=== WHAT THIS TASK INVOLVES ===
Compute how many lines in the entries below contain "JSON", and output nothing but the number.

___

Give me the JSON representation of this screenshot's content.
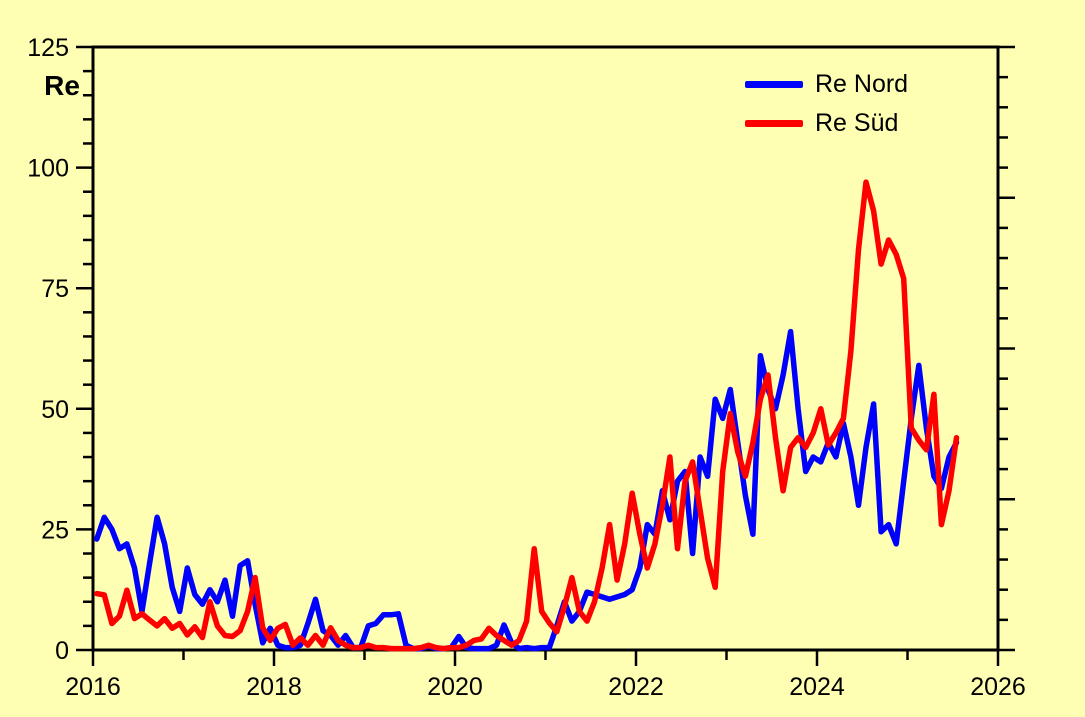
{
  "chart_data": {
    "type": "line",
    "title": "",
    "y_axis_label": "Re",
    "xlim": [
      2016,
      2026
    ],
    "ylim": [
      0,
      125
    ],
    "x_tick_labels": [
      "2016",
      "2018",
      "2020",
      "2022",
      "2024",
      "2026"
    ],
    "x_label_years": [
      2016,
      2018,
      2020,
      2022,
      2024,
      2026
    ],
    "x_minor_step_years": 1,
    "y_tick_values": [
      0,
      25,
      50,
      75,
      100,
      125
    ],
    "y_major_step": 25,
    "y_minor_step": 5,
    "right_axis_divisions": 20,
    "right_axis_major_every": 5,
    "grid": false,
    "legend_position": "top-right",
    "x_start_year": 2016,
    "points_per_year": 12,
    "x_unit": "month",
    "series": [
      {
        "name": "Re Nord",
        "color": "#0000ff",
        "values": [
          23,
          27.5,
          25,
          21,
          22,
          17,
          8,
          18,
          27.5,
          22,
          13,
          8,
          17,
          11.5,
          9.5,
          12.5,
          10,
          14.5,
          7,
          17.5,
          18.5,
          9.5,
          1.5,
          4.5,
          1,
          0.5,
          0.5,
          1,
          5.5,
          10.5,
          4,
          3,
          1,
          3,
          0.5,
          0.5,
          5,
          5.5,
          7.3,
          7.3,
          7.5,
          1,
          0.3,
          0.3,
          0.8,
          0.3,
          0.3,
          0.5,
          2.8,
          0.5,
          0.3,
          0.3,
          0.3,
          1,
          5.2,
          1.5,
          0.3,
          0.5,
          0.3,
          0.5,
          0.5,
          5,
          10,
          6,
          8,
          12,
          11.5,
          11,
          10.5,
          11,
          11.5,
          12.5,
          17,
          26,
          24,
          33,
          27,
          35,
          37,
          20,
          40,
          36,
          52,
          48,
          54,
          43,
          32,
          24,
          61,
          54,
          50,
          57,
          66,
          50,
          37,
          40,
          39,
          43,
          40,
          47,
          40,
          30,
          42,
          51,
          24.5,
          26,
          22,
          35,
          48,
          59,
          46,
          36,
          33.5,
          40,
          43
        ]
      },
      {
        "name": "Re Süd",
        "color": "#ff0000",
        "values": [
          11.7,
          11.4,
          5.5,
          7,
          12.4,
          6.5,
          7.5,
          6.2,
          5,
          6.5,
          4.5,
          5.5,
          3.1,
          4.8,
          2.6,
          10,
          5,
          3,
          2.8,
          4,
          8,
          15,
          4.6,
          2,
          4.5,
          5.3,
          1,
          2.5,
          1,
          3,
          1,
          4.6,
          2,
          1,
          0.5,
          0.5,
          1,
          0.5,
          0.5,
          0.3,
          0.3,
          0.3,
          0.3,
          0.5,
          1,
          0.5,
          0.3,
          0.5,
          0.5,
          1,
          2,
          2.3,
          4.5,
          3,
          2,
          1,
          2,
          6,
          21,
          8,
          5.6,
          3.8,
          9,
          15,
          8,
          6,
          10,
          17,
          26,
          14.5,
          22,
          32.5,
          24,
          17,
          22,
          30,
          40,
          21,
          35,
          39,
          29,
          19,
          13,
          37,
          49,
          41,
          36,
          43,
          52,
          57,
          44,
          33,
          42,
          44,
          42,
          45,
          50,
          42.5,
          45,
          48,
          62,
          83,
          97,
          91,
          80,
          85,
          82,
          77,
          46,
          43.5,
          41.5,
          53,
          26,
          33,
          44
        ]
      }
    ]
  },
  "colors": {
    "background": "#ffffb3",
    "axis": "#000000",
    "nord_line": "#0000ff",
    "sued_line": "#ff0000"
  }
}
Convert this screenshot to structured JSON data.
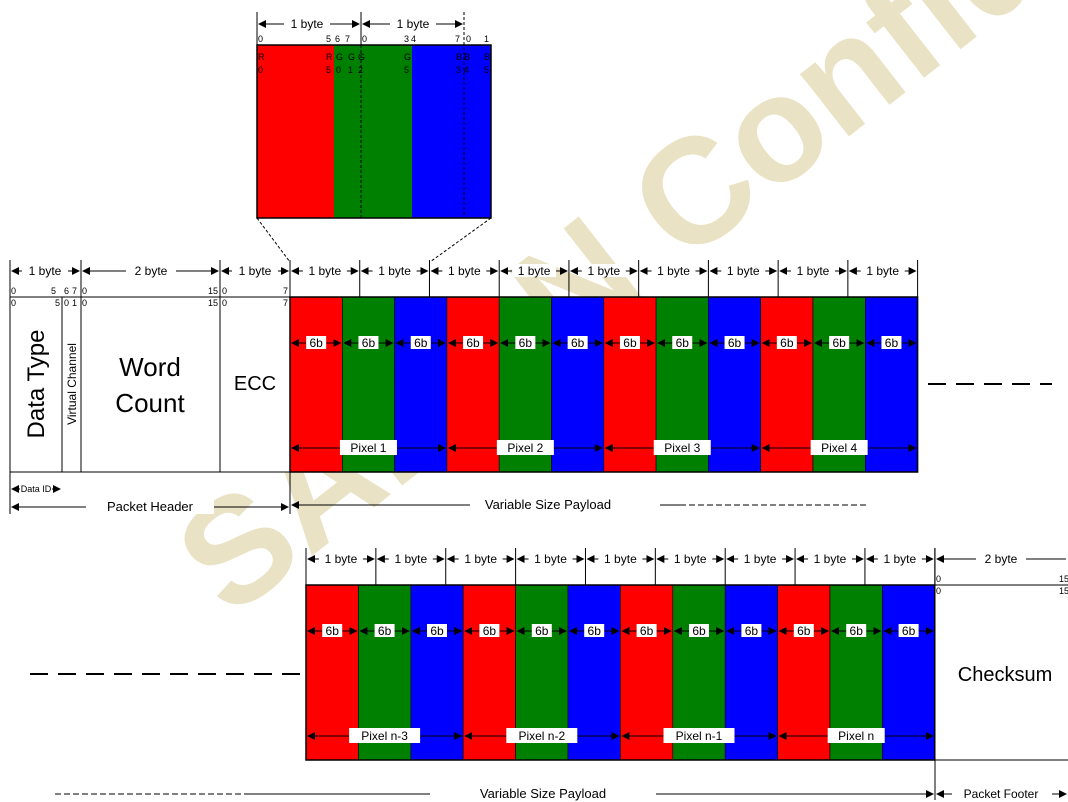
{
  "colors": {
    "red": "#ff0000",
    "green": "#008000",
    "blue": "#0000ff",
    "watermark": "#d9cc96"
  },
  "watermark": {
    "text": "SADAN Confidential"
  },
  "labels": {
    "one_byte": "1 byte",
    "two_byte": "2 byte",
    "six_b": "6b",
    "data_type": "Data Type",
    "virtual_channel": "Virtual Channel",
    "word": "Word",
    "count": "Count",
    "ecc": "ECC",
    "checksum": "Checksum",
    "data_id": "Data ID",
    "packet_header": "Packet Header",
    "variable_size_payload": "Variable Size Payload",
    "packet_footer": "Packet Footer"
  },
  "top_zoom": {
    "bit_top": [
      "0",
      "5",
      "6",
      "7",
      "0",
      "3",
      "4",
      "7",
      "0",
      "1"
    ],
    "ch_row1": [
      "R",
      "R",
      "G",
      "G",
      "G",
      "G",
      "B",
      "B",
      "B"
    ],
    "ch_row2": [
      "0",
      "5",
      "0",
      "1",
      "2",
      "5",
      "3",
      "4",
      "5"
    ]
  },
  "header_bits": {
    "dt_top": [
      "0",
      "5",
      "6",
      "7"
    ],
    "dt_bottom": [
      "0",
      "5",
      "0",
      "1"
    ],
    "wc_top": [
      "0",
      "15"
    ],
    "wc_bottom": [
      "0",
      "15"
    ],
    "ecc_top": [
      "0",
      "7"
    ],
    "ecc_bottom": [
      "0",
      "7"
    ]
  },
  "footer_bits": [
    "0",
    "15"
  ],
  "pixels_row1": [
    "Pixel 1",
    "Pixel 2",
    "Pixel 3",
    "Pixel 4"
  ],
  "pixels_row2": [
    "Pixel n-3",
    "Pixel n-2",
    "Pixel n-1",
    "Pixel n"
  ]
}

___

=== COMPLETED TASK ===
2